-- start of EXTRACTED RECORDS --

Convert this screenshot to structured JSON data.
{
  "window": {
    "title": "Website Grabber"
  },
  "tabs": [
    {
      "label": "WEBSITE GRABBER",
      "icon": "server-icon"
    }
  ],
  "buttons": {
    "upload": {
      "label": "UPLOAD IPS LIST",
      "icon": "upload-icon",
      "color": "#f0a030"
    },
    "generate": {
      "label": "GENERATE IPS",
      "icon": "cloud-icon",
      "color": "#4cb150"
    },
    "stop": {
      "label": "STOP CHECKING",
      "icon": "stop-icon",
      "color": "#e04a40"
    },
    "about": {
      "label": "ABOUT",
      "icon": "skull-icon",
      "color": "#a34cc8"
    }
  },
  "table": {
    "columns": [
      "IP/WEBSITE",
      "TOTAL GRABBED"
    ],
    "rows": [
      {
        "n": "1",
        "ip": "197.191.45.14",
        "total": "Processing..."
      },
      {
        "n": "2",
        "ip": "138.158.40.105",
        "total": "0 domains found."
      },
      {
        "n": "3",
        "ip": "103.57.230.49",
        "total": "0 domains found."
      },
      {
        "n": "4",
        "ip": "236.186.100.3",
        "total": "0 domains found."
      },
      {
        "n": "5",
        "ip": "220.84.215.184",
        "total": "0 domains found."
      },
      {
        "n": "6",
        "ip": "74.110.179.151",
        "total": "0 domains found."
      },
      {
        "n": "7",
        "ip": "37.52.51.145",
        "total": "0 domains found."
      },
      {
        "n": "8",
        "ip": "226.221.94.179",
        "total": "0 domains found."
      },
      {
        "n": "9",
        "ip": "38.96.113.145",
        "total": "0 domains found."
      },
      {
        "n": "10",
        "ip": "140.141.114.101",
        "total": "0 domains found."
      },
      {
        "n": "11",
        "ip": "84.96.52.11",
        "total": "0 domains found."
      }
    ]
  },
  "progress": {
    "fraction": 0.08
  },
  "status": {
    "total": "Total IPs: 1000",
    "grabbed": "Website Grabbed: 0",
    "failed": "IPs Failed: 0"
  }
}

-- end of EXTRACTED RECORDS --

Report how many lines in this data include the string "label", and nothing else.

● WRITTEN SOLUTION:
5